(Records from a data source)
★ ★ ★ ★ ★

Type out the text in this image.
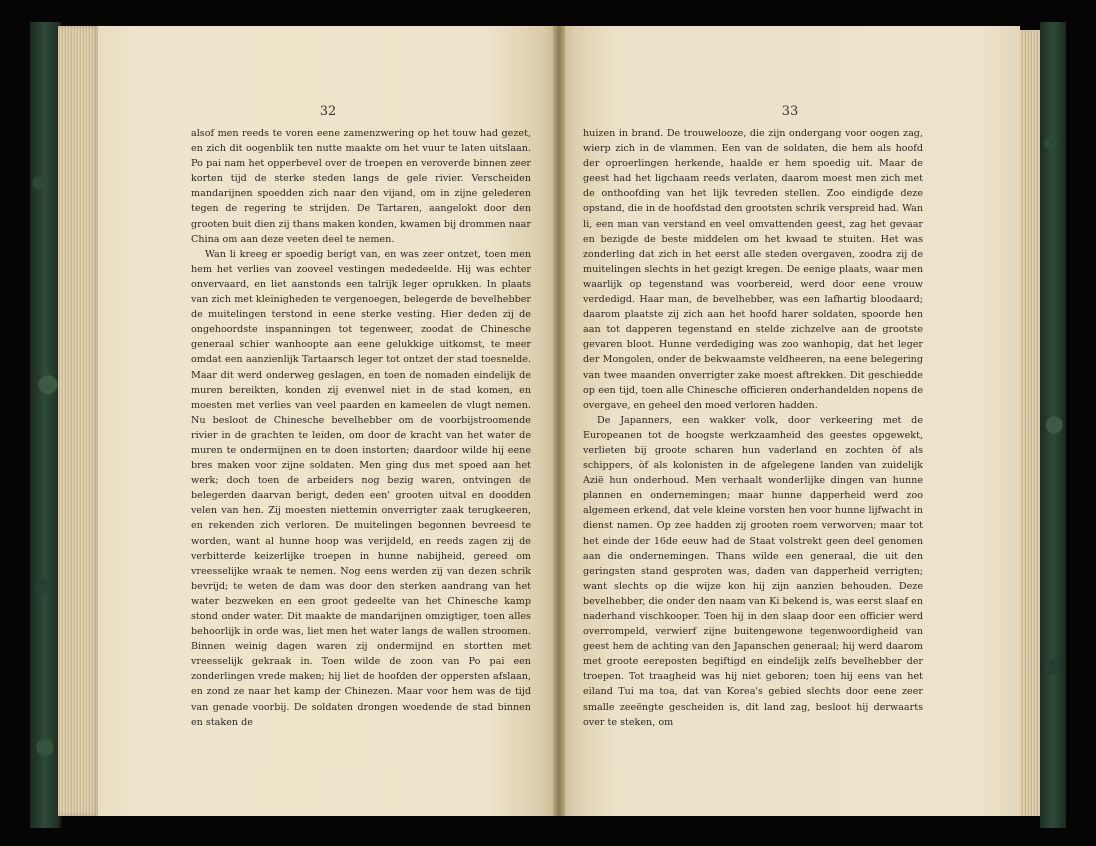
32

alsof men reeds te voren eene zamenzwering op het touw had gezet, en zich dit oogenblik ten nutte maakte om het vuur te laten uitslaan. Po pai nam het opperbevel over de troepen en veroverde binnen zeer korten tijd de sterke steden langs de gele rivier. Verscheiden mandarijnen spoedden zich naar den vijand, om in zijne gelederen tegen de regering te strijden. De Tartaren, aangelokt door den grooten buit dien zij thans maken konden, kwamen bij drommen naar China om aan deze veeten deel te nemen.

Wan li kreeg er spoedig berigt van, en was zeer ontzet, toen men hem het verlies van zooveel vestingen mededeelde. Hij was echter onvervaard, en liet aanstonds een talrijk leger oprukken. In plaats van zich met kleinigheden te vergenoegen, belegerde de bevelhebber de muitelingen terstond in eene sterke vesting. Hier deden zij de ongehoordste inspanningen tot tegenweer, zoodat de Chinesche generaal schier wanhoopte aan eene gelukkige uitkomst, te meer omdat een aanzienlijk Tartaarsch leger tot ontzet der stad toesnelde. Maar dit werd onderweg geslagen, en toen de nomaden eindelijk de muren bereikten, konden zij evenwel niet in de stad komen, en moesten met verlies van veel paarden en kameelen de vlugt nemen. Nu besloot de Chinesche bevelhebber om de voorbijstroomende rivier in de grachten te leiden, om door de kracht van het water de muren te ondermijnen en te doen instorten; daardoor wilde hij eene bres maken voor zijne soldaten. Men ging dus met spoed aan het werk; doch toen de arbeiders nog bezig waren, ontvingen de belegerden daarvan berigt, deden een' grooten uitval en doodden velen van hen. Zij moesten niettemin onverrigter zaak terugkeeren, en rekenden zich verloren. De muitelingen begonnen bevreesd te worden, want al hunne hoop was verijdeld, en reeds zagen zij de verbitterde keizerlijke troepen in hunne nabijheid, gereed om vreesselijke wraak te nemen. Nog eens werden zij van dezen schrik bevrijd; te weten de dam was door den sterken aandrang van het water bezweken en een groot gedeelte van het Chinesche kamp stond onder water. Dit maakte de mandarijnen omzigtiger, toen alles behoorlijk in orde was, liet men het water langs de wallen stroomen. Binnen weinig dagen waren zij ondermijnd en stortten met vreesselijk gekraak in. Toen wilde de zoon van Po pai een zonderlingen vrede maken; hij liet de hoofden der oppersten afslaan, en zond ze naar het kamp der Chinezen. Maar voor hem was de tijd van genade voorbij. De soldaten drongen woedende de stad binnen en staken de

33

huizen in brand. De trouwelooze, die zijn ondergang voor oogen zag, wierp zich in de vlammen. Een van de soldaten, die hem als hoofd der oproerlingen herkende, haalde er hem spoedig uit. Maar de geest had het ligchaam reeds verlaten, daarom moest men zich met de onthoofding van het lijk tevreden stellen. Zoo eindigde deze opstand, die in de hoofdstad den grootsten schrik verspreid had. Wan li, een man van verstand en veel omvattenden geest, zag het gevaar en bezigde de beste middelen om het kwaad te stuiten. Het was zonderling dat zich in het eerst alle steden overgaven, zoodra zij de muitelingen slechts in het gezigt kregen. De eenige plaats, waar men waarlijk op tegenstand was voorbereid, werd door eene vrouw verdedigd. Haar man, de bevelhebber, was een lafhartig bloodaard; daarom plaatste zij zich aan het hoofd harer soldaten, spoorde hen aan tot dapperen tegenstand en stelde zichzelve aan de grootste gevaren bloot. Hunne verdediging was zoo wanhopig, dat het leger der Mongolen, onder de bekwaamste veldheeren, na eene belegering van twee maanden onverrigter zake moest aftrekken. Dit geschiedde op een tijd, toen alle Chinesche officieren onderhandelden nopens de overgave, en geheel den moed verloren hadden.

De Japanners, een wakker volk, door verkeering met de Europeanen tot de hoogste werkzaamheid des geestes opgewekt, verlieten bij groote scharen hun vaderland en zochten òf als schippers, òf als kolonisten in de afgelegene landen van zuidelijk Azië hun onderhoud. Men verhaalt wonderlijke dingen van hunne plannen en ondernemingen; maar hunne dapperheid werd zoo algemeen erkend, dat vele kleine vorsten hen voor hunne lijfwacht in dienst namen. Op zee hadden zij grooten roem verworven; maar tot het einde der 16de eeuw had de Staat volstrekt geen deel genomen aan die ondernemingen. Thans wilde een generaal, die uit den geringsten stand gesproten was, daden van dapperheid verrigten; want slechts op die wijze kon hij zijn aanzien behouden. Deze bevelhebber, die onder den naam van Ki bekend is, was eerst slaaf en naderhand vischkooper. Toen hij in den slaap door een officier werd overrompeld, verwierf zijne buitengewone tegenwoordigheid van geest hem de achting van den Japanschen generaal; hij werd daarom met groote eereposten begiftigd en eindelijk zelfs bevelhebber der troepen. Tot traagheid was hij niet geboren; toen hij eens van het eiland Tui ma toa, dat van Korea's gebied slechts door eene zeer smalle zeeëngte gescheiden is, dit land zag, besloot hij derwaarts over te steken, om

★ ★ ★ ★ ★

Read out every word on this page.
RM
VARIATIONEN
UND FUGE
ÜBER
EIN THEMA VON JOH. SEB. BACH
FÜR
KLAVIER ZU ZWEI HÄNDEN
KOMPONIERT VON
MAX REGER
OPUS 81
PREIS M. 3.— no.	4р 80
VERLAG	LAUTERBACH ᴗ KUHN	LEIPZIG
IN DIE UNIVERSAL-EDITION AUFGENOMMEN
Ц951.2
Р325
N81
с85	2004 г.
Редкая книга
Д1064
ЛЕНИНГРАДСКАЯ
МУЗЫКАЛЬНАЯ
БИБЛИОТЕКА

★ ★ ★ ★ ★

ASSIGNMENT: Copy out each line in the preceding records that contains "steden".

ANSWER TO THE PROBLEM:
alsof men reeds te voren eene zamenzwering op het touw had gezet, en zich dit oogenblik ten nutte maakte om het vuur te laten uitslaan. Po pai nam het opperbevel over de troepen en veroverde binnen zeer korten tijd de sterke steden langs de gele rivier. Verscheiden mandarijnen spoedden zich naar den vijand, om in zijne gelederen tegen de regering te strijden. De Tartaren, aangelokt door den grooten buit dien zij thans maken konden, kwamen bij drommen naar China om aan deze veeten deel te nemen.
huizen in brand. De trouwelooze, die zijn ondergang voor oogen zag, wierp zich in de vlammen. Een van de soldaten, die hem als hoofd der oproerlingen herkende, haalde er hem spoedig uit. Maar de geest had het ligchaam reeds verlaten, daarom moest men zich met de onthoofding van het lijk tevreden stellen. Zoo eindigde deze opstand, die in de hoofdstad den grootsten schrik verspreid had. Wan li, een man van verstand en veel omvattenden geest, zag het gevaar en bezigde de beste middelen om het kwaad te stuiten. Het was zonderling dat zich in het eerst alle steden overgaven, zoodra zij de muitelingen slechts in het gezigt kregen. De eenige plaats, waar men waarlijk op tegenstand was voorbereid, werd door eene vrouw verdedigd. Haar man, de bevelhebber, was een lafhartig bloodaard; daarom plaatste zij zich aan het hoofd harer soldaten, spoorde hen aan tot dapperen tegenstand en stelde zichzelve aan de grootste gevaren bloot. Hunne verdediging was zoo wanhopig, dat het leger der Mongolen, onder de bekwaamste veldheeren, na eene belegering van twee maanden onverrigter zake moest aftrekken. Dit geschiedde op een tijd, toen alle Chinesche officieren onderhandelden nopens de overgave, en geheel den moed verloren hadden.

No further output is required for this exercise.